[Instruction] Each line containing the word "current" must be reported.

━━━━━ Task inputs ━━━━━

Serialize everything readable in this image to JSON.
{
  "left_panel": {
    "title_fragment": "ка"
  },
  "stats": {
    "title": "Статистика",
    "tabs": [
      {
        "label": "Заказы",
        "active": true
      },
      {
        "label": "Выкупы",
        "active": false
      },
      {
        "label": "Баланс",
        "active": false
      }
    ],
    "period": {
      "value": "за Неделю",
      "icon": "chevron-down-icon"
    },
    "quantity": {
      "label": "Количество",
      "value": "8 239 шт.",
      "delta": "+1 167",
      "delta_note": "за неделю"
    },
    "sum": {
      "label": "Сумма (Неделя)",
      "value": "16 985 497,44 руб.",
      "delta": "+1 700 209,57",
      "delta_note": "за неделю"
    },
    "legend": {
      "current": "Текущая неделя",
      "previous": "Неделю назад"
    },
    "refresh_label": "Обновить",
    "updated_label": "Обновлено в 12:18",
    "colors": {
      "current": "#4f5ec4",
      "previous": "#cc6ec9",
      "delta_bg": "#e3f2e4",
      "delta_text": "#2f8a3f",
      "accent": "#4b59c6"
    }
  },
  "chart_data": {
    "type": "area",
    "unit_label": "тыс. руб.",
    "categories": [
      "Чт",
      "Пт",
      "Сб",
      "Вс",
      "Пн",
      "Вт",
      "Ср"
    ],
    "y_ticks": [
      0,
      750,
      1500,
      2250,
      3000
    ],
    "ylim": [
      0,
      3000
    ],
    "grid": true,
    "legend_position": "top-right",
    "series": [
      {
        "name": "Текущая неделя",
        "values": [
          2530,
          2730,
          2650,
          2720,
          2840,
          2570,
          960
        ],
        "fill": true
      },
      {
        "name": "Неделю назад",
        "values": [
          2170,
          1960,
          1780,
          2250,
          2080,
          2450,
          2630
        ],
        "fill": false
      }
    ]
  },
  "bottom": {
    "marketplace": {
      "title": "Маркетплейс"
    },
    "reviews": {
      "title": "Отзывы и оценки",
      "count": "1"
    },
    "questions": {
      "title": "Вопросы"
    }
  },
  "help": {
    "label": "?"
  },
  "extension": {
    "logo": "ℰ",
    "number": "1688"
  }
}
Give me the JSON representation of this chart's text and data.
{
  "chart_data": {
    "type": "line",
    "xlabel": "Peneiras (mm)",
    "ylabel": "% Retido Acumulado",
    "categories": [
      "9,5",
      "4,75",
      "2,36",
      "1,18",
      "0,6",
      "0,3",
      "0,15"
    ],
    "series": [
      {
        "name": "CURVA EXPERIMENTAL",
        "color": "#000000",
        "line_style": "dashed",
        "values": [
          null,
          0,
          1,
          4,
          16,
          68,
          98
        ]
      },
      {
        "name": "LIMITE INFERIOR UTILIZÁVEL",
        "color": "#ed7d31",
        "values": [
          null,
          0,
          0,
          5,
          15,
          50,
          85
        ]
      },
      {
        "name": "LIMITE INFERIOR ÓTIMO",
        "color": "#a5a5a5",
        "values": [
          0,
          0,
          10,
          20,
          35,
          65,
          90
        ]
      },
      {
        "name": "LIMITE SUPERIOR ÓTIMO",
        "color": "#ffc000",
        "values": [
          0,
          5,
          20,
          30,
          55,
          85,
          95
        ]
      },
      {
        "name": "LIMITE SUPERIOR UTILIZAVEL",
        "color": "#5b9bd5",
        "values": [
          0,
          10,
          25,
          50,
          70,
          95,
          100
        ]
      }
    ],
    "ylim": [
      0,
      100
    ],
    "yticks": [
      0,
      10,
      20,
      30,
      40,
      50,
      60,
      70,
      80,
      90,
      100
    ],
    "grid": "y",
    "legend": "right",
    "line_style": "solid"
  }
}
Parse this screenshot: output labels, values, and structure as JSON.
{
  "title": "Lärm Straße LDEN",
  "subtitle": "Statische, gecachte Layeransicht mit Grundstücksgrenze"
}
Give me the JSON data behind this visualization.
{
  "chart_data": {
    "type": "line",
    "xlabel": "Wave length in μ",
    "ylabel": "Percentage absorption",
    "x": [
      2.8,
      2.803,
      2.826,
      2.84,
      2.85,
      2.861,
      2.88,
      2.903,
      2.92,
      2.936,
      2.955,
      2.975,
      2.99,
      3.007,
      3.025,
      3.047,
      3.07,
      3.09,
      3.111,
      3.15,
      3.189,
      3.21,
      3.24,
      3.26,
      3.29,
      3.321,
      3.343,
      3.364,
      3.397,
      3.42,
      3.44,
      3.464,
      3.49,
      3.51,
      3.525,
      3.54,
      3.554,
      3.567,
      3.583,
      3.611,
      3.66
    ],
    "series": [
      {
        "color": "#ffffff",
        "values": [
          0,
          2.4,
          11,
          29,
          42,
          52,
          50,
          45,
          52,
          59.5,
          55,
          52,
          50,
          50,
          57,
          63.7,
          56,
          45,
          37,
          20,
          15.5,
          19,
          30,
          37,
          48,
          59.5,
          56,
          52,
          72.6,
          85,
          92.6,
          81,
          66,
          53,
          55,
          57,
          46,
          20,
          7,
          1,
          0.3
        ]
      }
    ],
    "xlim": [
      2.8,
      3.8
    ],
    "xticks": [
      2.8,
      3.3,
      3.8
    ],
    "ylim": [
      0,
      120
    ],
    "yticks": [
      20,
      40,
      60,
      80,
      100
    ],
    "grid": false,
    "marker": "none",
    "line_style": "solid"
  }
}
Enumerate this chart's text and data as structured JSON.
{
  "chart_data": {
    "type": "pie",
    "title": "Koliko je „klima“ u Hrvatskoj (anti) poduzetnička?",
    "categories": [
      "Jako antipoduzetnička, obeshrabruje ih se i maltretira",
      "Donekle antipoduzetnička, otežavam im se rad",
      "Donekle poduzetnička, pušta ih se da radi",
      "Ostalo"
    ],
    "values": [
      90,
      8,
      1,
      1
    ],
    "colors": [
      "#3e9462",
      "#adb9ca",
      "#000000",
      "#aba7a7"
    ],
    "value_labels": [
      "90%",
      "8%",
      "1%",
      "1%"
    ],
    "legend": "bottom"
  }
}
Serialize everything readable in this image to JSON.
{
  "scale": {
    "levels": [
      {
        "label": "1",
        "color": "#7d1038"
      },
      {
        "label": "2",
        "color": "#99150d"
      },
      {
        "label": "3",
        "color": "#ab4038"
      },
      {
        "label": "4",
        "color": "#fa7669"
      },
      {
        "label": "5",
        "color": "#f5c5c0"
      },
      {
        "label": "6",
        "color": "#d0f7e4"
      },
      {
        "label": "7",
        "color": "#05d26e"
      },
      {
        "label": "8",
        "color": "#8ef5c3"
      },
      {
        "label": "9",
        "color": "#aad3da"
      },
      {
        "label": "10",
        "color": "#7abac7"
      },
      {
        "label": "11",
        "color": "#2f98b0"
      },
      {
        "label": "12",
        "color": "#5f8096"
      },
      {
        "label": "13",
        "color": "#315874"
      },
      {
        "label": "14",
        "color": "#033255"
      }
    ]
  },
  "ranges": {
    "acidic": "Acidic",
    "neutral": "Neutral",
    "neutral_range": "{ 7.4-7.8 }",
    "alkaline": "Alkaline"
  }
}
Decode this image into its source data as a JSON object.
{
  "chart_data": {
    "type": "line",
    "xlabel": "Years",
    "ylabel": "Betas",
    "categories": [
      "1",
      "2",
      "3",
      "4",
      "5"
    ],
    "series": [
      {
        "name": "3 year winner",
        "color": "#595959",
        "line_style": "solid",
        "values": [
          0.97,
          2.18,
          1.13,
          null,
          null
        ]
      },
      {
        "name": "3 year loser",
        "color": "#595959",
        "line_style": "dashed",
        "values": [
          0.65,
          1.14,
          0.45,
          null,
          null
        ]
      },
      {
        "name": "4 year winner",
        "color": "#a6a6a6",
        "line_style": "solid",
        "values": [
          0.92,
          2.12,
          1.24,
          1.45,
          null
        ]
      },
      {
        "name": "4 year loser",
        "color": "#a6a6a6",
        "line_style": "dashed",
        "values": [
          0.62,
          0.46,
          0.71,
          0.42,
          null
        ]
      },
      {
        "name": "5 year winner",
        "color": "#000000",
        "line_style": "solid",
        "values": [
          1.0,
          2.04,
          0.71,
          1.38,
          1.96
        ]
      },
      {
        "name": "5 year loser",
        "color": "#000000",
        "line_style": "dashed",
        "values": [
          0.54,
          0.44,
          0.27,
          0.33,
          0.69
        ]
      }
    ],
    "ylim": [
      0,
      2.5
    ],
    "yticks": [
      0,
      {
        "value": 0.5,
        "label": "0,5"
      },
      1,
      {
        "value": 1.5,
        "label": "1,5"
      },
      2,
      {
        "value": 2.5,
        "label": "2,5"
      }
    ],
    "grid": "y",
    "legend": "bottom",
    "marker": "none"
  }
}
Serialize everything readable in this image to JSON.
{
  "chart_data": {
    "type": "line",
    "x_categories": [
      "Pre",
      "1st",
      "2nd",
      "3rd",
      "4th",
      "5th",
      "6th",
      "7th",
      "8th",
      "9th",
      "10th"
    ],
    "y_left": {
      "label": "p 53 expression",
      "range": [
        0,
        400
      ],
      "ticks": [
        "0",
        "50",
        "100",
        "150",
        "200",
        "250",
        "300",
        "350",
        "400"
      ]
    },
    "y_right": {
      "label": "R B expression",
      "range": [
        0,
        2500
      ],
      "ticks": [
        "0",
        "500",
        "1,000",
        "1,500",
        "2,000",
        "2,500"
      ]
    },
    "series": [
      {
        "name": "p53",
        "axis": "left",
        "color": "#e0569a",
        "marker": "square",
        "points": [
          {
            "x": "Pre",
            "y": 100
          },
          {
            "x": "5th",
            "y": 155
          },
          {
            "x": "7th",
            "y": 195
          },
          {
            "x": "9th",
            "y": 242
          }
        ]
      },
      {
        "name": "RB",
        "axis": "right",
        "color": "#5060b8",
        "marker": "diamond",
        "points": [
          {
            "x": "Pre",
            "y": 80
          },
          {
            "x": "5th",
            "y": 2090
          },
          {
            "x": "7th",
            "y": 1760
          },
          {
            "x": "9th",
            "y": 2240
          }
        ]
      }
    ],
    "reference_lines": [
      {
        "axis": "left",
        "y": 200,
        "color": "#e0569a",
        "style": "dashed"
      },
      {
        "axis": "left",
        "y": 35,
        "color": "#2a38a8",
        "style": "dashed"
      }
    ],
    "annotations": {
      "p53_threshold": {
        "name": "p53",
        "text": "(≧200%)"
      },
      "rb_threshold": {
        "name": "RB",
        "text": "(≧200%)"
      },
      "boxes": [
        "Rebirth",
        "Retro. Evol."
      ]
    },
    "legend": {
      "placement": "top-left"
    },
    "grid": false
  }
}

━━━━━

[The solution]
      "current": "Текущая неделя",
      "current": "#4f5ec4",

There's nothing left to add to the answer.